[Start]

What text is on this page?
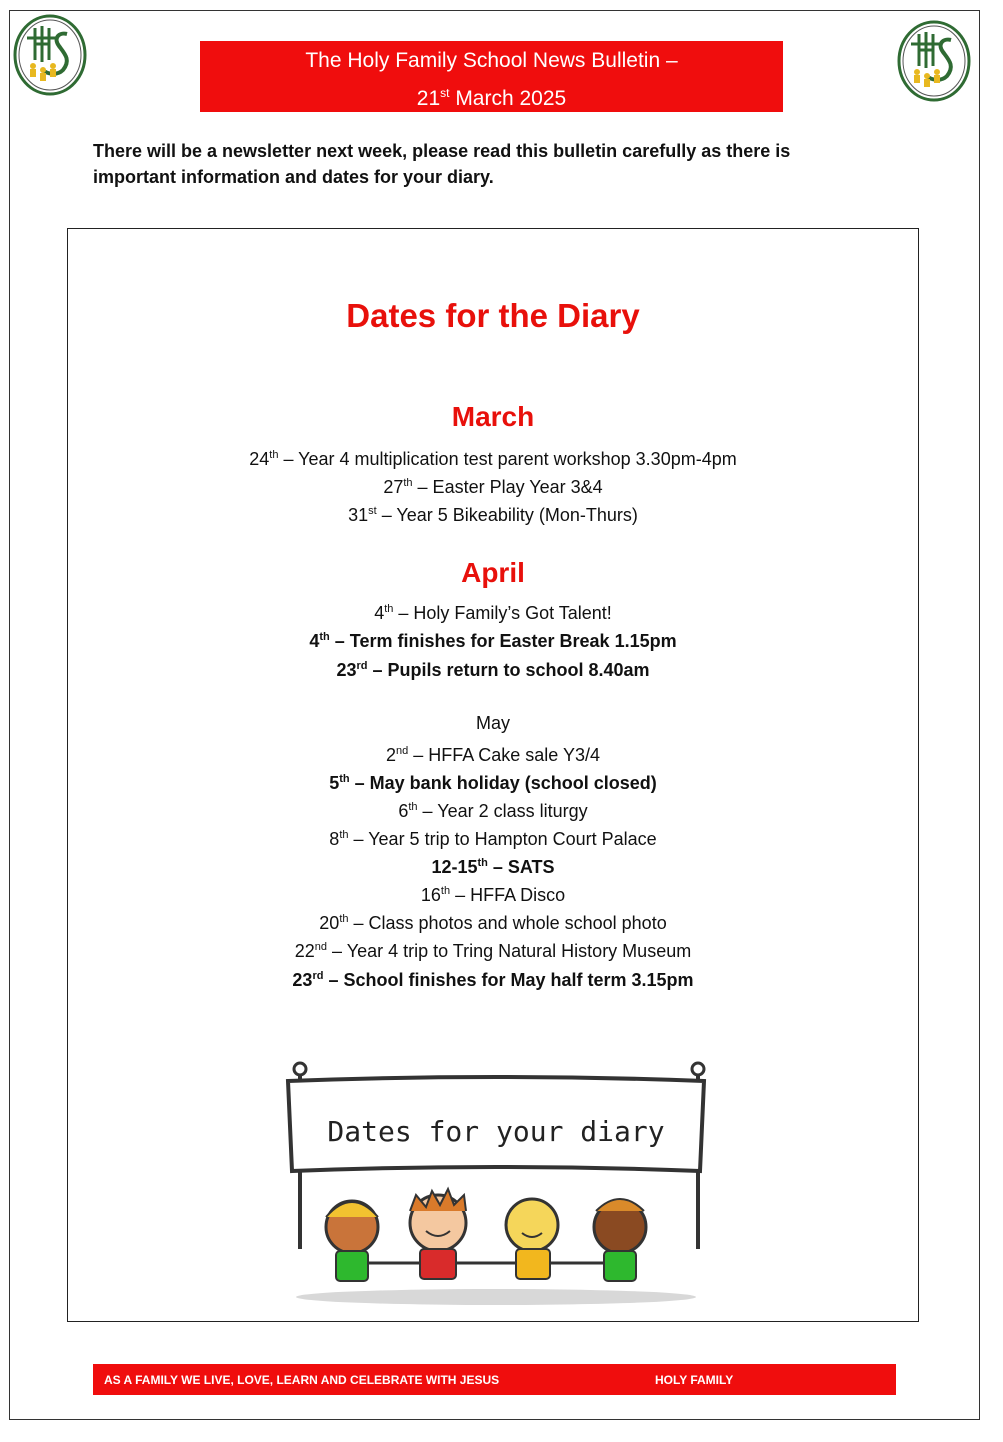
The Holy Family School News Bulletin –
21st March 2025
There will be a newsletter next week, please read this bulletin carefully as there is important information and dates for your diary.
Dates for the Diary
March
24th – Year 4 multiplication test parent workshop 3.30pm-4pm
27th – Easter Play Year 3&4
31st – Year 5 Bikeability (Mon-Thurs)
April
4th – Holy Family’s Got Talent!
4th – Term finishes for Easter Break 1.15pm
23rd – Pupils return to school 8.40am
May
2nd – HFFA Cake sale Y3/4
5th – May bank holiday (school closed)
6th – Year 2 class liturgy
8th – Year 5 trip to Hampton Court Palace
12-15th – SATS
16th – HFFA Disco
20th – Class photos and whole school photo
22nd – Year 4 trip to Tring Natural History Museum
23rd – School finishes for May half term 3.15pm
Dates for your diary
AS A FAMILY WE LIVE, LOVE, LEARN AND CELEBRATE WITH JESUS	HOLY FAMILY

[End]

• [YOUR TASK]:
Repeat all the records above exactly, leaving out any pictures.

• [THE COMPLETED TASK]:
What text is on this page?
The Holy Family School News Bulletin –
21st March 2025
There will be a newsletter next week, please read this bulletin carefully as there is important information and dates for your diary.
Dates for the Diary
March
24th – Year 4 multiplication test parent workshop 3.30pm-4pm
27th – Easter Play Year 3&4
31st – Year 5 Bikeability (Mon-Thurs)
April
4th – Holy Family’s Got Talent!
4th – Term finishes for Easter Break 1.15pm
23rd – Pupils return to school 8.40am
May
2nd – HFFA Cake sale Y3/4
5th – May bank holiday (school closed)
6th – Year 2 class liturgy
8th – Year 5 trip to Hampton Court Palace
12-15th – SATS
16th – HFFA Disco
20th – Class photos and whole school photo
22nd – Year 4 trip to Tring Natural History Museum
23rd – School finishes for May half term 3.15pm
Dates for your diary
AS A FAMILY WE LIVE, LOVE, LEARN AND CELEBRATE WITH JESUS	HOLY FAMILY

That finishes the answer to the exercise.